* [WORK REQUIRED]: Convert the listing, from its first line through the line containing "staticText: Exit <box>72 456 99 475</box>", into a Markdown table with the columns "Row" and "Listing line", one line per row and no blank lines.

[Dataset excerpt]
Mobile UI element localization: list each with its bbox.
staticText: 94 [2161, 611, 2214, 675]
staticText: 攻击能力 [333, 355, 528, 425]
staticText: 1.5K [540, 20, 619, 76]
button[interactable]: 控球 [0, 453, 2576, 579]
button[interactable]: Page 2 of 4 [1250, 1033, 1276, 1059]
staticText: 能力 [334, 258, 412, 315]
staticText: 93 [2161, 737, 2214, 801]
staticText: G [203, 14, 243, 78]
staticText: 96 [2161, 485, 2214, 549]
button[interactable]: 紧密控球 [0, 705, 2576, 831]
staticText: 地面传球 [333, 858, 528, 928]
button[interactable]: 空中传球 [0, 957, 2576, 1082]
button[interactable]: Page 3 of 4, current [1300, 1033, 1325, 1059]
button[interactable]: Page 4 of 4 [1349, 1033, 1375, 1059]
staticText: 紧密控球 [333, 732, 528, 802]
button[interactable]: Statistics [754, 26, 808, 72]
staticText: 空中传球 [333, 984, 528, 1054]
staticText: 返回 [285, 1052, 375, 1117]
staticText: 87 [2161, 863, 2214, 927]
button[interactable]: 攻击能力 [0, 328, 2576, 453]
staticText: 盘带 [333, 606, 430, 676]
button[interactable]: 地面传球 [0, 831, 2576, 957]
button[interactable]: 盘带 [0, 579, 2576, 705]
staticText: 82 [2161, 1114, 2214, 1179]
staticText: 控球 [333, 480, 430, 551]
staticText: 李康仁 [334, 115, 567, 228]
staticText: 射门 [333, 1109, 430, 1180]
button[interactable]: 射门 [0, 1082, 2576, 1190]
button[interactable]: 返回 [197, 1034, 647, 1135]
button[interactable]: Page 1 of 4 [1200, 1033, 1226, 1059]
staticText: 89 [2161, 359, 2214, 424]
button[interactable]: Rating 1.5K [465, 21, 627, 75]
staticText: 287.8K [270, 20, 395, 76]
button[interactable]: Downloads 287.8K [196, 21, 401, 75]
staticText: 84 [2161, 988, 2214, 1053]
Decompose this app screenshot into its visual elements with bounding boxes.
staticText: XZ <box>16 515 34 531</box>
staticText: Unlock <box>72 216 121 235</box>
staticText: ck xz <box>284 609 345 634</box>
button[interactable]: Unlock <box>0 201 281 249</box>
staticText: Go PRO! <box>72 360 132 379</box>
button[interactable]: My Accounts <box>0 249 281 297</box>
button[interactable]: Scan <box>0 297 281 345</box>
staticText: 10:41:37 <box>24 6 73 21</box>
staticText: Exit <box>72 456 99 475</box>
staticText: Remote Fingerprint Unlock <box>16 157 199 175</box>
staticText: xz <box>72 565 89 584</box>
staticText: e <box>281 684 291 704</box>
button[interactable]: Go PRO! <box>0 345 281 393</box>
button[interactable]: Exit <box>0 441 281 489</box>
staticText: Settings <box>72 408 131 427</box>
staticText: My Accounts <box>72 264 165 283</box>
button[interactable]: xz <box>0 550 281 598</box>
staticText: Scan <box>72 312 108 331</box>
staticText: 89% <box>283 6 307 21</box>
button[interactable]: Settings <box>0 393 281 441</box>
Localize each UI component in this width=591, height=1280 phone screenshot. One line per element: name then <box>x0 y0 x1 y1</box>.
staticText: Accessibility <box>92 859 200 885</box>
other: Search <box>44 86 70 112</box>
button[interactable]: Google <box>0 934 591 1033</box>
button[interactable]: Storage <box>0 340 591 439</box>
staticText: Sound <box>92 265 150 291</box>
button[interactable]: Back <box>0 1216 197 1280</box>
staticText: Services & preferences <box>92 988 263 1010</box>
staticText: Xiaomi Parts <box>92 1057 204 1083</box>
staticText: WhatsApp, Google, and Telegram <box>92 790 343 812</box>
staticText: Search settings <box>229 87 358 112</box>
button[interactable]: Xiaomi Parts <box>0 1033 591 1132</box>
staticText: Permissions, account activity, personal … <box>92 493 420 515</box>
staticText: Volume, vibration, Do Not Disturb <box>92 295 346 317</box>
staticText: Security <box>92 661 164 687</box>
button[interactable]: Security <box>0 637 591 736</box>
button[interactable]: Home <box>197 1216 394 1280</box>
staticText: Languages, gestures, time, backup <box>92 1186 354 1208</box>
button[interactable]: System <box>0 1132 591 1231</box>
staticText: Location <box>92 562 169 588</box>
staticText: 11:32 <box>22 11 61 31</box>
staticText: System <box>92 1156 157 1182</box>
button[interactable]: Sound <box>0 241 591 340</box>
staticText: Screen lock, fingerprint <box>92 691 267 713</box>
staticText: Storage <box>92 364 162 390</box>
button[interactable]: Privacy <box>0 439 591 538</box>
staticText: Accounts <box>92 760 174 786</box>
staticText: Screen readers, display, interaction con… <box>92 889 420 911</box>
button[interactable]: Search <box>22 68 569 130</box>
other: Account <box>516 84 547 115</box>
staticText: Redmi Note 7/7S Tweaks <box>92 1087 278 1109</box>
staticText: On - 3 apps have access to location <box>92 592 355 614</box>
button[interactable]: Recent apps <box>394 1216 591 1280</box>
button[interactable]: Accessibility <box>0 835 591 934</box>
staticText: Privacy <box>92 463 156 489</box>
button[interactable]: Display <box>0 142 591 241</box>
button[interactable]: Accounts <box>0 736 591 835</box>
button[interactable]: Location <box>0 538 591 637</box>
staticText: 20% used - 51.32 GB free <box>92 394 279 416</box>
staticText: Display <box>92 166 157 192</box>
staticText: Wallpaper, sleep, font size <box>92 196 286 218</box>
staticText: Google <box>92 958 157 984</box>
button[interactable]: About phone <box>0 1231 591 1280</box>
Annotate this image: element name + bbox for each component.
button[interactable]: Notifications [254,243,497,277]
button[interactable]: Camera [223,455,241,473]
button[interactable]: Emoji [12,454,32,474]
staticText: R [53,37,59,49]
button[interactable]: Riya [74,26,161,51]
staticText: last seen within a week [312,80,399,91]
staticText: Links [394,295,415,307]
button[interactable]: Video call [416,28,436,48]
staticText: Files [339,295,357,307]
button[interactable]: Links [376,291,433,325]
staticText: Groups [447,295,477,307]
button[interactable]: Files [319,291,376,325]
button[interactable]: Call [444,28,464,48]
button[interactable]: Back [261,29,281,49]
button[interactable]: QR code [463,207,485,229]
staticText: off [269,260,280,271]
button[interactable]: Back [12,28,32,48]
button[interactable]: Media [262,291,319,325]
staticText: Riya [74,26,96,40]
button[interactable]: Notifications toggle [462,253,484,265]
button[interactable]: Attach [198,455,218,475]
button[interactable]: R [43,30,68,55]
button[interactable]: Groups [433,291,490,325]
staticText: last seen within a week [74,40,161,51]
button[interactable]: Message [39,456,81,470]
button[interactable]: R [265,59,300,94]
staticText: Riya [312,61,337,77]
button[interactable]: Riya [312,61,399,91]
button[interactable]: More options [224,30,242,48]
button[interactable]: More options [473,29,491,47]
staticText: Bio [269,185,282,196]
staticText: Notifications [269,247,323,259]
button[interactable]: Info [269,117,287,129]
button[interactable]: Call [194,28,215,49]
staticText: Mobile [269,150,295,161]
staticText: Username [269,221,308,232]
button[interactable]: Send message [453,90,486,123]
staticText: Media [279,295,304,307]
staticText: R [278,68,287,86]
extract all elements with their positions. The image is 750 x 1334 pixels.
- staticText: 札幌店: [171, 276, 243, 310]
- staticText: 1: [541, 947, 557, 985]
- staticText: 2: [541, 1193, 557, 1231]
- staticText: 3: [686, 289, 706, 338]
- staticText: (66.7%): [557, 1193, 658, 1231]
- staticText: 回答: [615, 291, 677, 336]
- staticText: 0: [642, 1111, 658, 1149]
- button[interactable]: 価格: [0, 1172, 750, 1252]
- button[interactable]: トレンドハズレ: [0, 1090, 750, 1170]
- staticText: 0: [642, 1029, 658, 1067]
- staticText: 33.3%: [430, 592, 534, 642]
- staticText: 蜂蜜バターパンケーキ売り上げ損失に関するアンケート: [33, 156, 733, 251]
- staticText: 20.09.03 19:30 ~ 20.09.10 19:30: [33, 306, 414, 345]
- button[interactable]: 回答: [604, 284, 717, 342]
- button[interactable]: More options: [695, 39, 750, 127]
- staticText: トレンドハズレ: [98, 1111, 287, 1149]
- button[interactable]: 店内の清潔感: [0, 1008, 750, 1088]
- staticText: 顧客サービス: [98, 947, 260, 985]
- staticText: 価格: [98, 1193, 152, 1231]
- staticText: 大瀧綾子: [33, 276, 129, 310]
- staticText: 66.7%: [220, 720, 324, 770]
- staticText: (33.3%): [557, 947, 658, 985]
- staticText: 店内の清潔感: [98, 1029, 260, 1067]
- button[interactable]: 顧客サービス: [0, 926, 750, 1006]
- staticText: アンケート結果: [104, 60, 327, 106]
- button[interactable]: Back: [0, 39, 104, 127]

* [RESPONSE TO THE TASK]:
| Row | Listing line |
|---|---|
| 1 | Mobile UI element localization: list each with its bbox. |
| 2 | staticText: 94 [2161, 611, 2214, 675] |
| 3 | staticText: 攻击能力 [333, 355, 528, 425] |
| 4 | staticText: 1.5K [540, 20, 619, 76] |
| 5 | button[interactable]: 控球 [0, 453, 2576, 579] |
| 6 | button[interactable]: Page 2 of 4 [1250, 1033, 1276, 1059] |
| 7 | staticText: 能力 [334, 258, 412, 315] |
| 8 | staticText: 93 [2161, 737, 2214, 801] |
| 9 | staticText: G [203, 14, 243, 78] |
| 10 | staticText: 96 [2161, 485, 2214, 549] |
| 11 | button[interactable]: 紧密控球 [0, 705, 2576, 831] |
| 12 | staticText: 地面传球 [333, 858, 528, 928] |
| 13 | button[interactable]: 空中传球 [0, 957, 2576, 1082] |
| 14 | button[interactable]: Page 3 of 4, current [1300, 1033, 1325, 1059] |
| 15 | button[interactable]: Page 4 of 4 [1349, 1033, 1375, 1059] |
| 16 | staticText: 紧密控球 [333, 732, 528, 802] |
| 17 | button[interactable]: Statistics [754, 26, 808, 72] |
| 18 | staticText: 空中传球 [333, 984, 528, 1054] |
| 19 | staticText: 返回 [285, 1052, 375, 1117] |
| 20 | staticText: 87 [2161, 863, 2214, 927] |
| 21 | button[interactable]: 攻击能力 [0, 328, 2576, 453] |
| 22 | staticText: 盘带 [333, 606, 430, 676] |
| 23 | button[interactable]: 地面传球 [0, 831, 2576, 957] |
| 24 | button[interactable]: 盘带 [0, 579, 2576, 705] |
| 25 | staticText: 82 [2161, 1114, 2214, 1179] |
| 26 | staticText: 控球 [333, 480, 430, 551] |
| 27 | staticText: 李康仁 [334, 115, 567, 228] |
| 28 | staticText: 射门 [333, 1109, 430, 1180] |
| 29 | button[interactable]: 射门 [0, 1082, 2576, 1190] |
| 30 | button[interactable]: 返回 [197, 1034, 647, 1135] |
| 31 | button[interactable]: Page 1 of 4 [1200, 1033, 1226, 1059] |
| 32 | staticText: 89 [2161, 359, 2214, 424] |
| 33 | button[interactable]: Rating 1.5K [465, 21, 627, 75] |
| 34 | staticText: 287.8K [270, 20, 395, 76] |
| 35 | button[interactable]: Downloads 287.8K [196, 21, 401, 75] |
| 36 | staticText: 84 [2161, 988, 2214, 1053] |
| 37 | Decompose this app screenshot into its visual elements with bounding boxes. |
| 38 | staticText: XZ <box>16 515 34 531</box> |
| 39 | staticText: Unlock <box>72 216 121 235</box> |
| 40 | staticText: ck xz <box>284 609 345 634</box> |
| 41 | button[interactable]: Unlock <box>0 201 281 249</box> |
| 42 | staticText: Go PRO! <box>72 360 132 379</box> |
| 43 | button[interactable]: My Accounts <box>0 249 281 297</box> |
| 44 | button[interactable]: Scan <box>0 297 281 345</box> |
| 45 | staticText: 10:41:37 <box>24 6 73 21</box> |
| 46 | staticText: Exit <box>72 456 99 475</box> |